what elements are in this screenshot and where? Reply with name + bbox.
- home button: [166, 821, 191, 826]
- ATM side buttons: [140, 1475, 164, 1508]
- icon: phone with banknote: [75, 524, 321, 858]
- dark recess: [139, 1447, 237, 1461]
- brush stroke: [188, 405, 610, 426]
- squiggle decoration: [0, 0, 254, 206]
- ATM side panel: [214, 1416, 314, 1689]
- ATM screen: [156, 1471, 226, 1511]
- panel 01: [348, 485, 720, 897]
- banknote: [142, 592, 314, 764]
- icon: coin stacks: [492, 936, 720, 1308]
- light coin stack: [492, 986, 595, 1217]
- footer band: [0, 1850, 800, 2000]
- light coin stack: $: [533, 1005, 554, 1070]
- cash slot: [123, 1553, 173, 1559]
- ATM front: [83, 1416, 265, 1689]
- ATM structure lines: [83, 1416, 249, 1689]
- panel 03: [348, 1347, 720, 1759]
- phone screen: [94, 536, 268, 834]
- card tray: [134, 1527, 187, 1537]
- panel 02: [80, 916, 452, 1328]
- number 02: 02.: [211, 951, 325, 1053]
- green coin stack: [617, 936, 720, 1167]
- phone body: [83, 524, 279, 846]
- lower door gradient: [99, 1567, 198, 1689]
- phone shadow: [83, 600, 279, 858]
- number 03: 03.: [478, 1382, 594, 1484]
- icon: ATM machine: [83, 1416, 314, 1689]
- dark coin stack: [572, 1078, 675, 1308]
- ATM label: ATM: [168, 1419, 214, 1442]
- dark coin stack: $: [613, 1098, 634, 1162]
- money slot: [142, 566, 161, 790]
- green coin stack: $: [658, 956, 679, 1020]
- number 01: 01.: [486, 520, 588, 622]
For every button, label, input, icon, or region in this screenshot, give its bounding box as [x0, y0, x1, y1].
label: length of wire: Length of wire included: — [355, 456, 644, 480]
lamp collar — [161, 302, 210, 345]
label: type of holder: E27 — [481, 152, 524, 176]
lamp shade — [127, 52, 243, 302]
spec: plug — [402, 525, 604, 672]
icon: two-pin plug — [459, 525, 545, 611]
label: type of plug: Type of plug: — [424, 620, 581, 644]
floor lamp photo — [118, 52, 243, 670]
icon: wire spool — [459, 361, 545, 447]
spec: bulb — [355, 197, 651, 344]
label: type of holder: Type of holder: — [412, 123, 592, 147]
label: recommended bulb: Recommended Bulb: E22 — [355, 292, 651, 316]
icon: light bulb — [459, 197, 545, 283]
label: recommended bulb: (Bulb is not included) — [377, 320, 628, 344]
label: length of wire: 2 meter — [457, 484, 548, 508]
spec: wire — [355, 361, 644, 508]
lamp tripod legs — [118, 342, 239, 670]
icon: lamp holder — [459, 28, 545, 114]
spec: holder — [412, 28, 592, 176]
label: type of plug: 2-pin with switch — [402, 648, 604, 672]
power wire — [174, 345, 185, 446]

━━━

## [WHAT IS REQUIRED]
Can you express every line of the listing above as a JSON list of strings, one string per line, with blank lines left out?

## [RESPONSE BELOW]
[
  "what elements are in this screenshot and where? Reply with name + bbox.",
  "- home button: [166, 821, 191, 826]",
  "- ATM side buttons: [140, 1475, 164, 1508]",
  "- icon: phone with banknote: [75, 524, 321, 858]",
  "- dark recess: [139, 1447, 237, 1461]",
  "- brush stroke: [188, 405, 610, 426]",
  "- squiggle decoration: [0, 0, 254, 206]",
  "- ATM side panel: [214, 1416, 314, 1689]",
  "- ATM screen: [156, 1471, 226, 1511]",
  "- panel 01: [348, 485, 720, 897]",
  "- banknote: [142, 592, 314, 764]",
  "- icon: coin stacks: [492, 936, 720, 1308]",
  "- light coin stack: [492, 986, 595, 1217]",
  "- footer band: [0, 1850, 800, 2000]",
  "- light coin stack: $: [533, 1005, 554, 1070]",
  "- cash slot: [123, 1553, 173, 1559]",
  "- ATM front: [83, 1416, 265, 1689]",
  "- ATM structure lines: [83, 1416, 249, 1689]",
  "- panel 03: [348, 1347, 720, 1759]",
  "- phone screen: [94, 536, 268, 834]",
  "- card tray: [134, 1527, 187, 1537]",
  "- panel 02: [80, 916, 452, 1328]",
  "- number 02: 02.: [211, 951, 325, 1053]",
  "- green coin stack: [617, 936, 720, 1167]",
  "- phone body: [83, 524, 279, 846]",
  "- lower door gradient: [99, 1567, 198, 1689]",
  "- phone shadow: [83, 600, 279, 858]",
  "- number 03: 03.: [478, 1382, 594, 1484]",
  "- icon: ATM machine: [83, 1416, 314, 1689]",
  "- dark coin stack: [572, 1078, 675, 1308]",
  "- ATM label: ATM: [168, 1419, 214, 1442]",
  "- dark coin stack: $: [613, 1098, 634, 1162]",
  "- money slot: [142, 566, 161, 790]",
  "- green coin stack: $: [658, 956, 679, 1020]",
  "- number 01: 01.: [486, 520, 588, 622]",
  "For every button, label, input, icon, or region in this screenshot, give its bounding box as [x0, y0, x1, y1].",
  "label: length of wire: Length of wire included: — [355, 456, 644, 480]",
  "lamp collar — [161, 302, 210, 345]",
  "label: type of holder: E27 — [481, 152, 524, 176]",
  "lamp shade — [127, 52, 243, 302]",
  "spec: plug — [402, 525, 604, 672]",
  "icon: two-pin plug — [459, 525, 545, 611]",
  "label: type of plug: Type of plug: — [424, 620, 581, 644]",
  "floor lamp photo — [118, 52, 243, 670]",
  "icon: wire spool — [459, 361, 545, 447]",
  "spec: bulb — [355, 197, 651, 344]",
  "label: type of holder: Type of holder: — [412, 123, 592, 147]",
  "label: recommended bulb: Recommended Bulb: E22 — [355, 292, 651, 316]",
  "icon: light bulb — [459, 197, 545, 283]",
  "label: recommended bulb: (Bulb is not included) — [377, 320, 628, 344]",
  "label: length of wire: 2 meter — [457, 484, 548, 508]",
  "spec: wire — [355, 361, 644, 508]",
  "lamp tripod legs — [118, 342, 239, 670]",
  "icon: lamp holder — [459, 28, 545, 114]",
  "spec: holder — [412, 28, 592, 176]",
  "label: type of plug: 2-pin with switch — [402, 648, 604, 672]",
  "power wire — [174, 345, 185, 446]"
]